=== Instructions for the task ===
Take every line from the listing below that contains "density".

[Records about charts and figures]

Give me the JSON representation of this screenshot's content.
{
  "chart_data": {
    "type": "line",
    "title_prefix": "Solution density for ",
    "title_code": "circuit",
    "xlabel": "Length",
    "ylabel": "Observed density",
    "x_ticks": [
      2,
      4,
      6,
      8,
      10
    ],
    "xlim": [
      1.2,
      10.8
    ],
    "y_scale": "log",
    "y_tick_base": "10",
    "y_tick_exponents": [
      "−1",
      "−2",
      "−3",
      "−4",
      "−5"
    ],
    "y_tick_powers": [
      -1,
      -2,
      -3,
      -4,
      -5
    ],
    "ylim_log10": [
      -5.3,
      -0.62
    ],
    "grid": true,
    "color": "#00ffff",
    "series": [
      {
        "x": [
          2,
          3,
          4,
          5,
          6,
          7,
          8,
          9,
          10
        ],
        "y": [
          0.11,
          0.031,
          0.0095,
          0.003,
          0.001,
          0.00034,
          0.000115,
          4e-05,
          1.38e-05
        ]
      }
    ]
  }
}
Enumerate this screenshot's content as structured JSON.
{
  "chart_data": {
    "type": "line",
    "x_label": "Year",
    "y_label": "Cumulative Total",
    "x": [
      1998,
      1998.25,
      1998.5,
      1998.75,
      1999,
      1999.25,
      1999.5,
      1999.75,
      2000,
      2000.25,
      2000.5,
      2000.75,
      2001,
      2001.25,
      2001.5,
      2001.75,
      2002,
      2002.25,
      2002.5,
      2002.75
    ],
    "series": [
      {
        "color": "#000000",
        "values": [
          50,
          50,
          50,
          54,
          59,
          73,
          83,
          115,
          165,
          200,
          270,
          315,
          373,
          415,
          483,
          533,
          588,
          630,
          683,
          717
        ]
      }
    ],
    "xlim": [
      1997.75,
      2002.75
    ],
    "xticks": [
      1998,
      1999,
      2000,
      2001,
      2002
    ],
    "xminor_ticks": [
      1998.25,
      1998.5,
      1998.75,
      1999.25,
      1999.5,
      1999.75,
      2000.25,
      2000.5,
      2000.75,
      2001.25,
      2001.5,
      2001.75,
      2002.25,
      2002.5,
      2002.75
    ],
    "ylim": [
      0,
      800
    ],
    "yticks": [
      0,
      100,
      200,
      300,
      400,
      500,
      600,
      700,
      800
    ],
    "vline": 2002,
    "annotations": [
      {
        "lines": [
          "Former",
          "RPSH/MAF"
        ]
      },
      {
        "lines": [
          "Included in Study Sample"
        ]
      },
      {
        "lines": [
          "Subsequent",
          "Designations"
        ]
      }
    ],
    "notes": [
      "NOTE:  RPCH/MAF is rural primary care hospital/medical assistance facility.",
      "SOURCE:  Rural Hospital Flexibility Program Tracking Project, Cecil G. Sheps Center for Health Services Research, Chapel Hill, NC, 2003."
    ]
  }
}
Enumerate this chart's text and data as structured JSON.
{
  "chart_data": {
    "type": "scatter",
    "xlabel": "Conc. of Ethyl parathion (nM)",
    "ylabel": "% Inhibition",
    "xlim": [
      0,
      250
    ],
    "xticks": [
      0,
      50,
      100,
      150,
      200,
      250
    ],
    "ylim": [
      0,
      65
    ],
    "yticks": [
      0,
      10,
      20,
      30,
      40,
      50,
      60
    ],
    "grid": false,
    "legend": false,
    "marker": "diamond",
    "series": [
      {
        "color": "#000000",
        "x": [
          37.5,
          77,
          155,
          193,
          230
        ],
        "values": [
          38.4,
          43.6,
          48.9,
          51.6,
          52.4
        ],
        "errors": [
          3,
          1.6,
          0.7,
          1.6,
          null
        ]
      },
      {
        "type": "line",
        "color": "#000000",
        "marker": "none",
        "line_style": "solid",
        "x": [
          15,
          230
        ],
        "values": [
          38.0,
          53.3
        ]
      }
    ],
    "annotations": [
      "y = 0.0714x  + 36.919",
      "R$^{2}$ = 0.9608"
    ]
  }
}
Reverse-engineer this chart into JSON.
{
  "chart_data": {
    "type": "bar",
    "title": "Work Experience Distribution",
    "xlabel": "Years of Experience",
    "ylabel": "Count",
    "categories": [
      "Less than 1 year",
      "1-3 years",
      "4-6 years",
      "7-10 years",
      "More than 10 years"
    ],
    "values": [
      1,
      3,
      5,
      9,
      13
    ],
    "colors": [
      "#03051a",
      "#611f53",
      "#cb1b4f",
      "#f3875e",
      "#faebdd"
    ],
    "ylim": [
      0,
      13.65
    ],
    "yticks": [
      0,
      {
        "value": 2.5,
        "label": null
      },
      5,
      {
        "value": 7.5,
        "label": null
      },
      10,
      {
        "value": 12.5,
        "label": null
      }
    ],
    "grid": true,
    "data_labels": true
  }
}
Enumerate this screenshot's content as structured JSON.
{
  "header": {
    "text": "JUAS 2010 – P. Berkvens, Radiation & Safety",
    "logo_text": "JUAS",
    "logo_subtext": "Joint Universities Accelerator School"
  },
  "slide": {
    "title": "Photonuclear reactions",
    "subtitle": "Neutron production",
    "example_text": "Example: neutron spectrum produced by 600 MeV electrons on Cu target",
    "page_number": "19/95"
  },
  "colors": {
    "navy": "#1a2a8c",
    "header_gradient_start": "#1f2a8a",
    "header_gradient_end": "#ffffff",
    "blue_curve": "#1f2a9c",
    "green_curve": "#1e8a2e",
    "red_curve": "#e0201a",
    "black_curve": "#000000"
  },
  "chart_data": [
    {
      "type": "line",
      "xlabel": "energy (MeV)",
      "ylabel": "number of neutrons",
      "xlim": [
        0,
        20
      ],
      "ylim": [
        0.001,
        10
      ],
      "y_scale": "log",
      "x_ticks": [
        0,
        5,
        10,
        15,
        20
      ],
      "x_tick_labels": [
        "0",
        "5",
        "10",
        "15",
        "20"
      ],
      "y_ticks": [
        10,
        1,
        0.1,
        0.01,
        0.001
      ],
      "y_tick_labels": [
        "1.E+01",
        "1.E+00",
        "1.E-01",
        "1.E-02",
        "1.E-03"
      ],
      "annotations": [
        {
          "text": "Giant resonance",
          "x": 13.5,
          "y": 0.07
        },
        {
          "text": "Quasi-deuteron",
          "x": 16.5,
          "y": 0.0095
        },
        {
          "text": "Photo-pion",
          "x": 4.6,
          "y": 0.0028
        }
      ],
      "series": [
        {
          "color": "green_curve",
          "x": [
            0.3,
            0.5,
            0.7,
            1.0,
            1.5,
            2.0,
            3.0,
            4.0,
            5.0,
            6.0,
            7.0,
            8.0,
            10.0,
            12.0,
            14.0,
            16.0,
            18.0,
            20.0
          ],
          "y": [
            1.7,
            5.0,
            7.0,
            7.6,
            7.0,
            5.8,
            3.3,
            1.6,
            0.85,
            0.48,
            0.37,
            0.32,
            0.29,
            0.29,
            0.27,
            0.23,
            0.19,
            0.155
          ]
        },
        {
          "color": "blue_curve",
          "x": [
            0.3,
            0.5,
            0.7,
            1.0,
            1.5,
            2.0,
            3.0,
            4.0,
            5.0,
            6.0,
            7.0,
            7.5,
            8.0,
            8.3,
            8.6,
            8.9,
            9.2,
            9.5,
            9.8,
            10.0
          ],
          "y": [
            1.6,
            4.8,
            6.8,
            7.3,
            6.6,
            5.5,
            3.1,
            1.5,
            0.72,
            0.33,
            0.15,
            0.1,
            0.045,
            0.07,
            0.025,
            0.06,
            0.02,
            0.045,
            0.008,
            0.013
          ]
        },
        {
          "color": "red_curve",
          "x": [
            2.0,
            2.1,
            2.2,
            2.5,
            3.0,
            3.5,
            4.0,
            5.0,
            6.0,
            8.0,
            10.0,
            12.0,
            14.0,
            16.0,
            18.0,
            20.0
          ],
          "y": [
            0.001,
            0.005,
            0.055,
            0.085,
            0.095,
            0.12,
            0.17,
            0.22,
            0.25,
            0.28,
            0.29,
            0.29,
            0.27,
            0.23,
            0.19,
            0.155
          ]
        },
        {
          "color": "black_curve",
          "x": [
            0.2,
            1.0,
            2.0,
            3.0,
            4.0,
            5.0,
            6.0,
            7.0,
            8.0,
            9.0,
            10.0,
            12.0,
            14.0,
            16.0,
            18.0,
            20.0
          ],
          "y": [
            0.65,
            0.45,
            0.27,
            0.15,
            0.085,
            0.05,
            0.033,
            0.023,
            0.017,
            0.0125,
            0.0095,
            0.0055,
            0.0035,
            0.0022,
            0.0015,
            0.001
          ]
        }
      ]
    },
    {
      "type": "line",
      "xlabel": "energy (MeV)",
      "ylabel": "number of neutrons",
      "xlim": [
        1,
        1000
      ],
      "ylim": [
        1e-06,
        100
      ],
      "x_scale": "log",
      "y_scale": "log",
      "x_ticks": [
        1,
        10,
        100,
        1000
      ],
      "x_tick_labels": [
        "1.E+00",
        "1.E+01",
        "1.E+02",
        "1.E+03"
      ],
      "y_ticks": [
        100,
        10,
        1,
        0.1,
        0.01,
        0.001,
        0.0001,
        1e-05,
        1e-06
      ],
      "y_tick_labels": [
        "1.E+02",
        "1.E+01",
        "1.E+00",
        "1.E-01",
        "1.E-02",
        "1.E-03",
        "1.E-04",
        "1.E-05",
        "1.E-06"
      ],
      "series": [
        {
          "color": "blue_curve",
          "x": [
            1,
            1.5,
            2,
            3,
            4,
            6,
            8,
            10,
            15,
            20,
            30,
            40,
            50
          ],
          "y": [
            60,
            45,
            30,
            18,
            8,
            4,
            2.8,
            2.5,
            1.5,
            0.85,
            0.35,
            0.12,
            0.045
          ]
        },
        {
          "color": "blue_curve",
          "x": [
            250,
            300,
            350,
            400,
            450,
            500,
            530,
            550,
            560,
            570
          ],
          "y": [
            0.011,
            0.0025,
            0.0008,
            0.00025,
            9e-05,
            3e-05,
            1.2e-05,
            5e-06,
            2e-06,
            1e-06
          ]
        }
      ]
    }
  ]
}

=== Solution below ===
    "title_prefix": "Solution density for ",
    "ylabel": "Observed density",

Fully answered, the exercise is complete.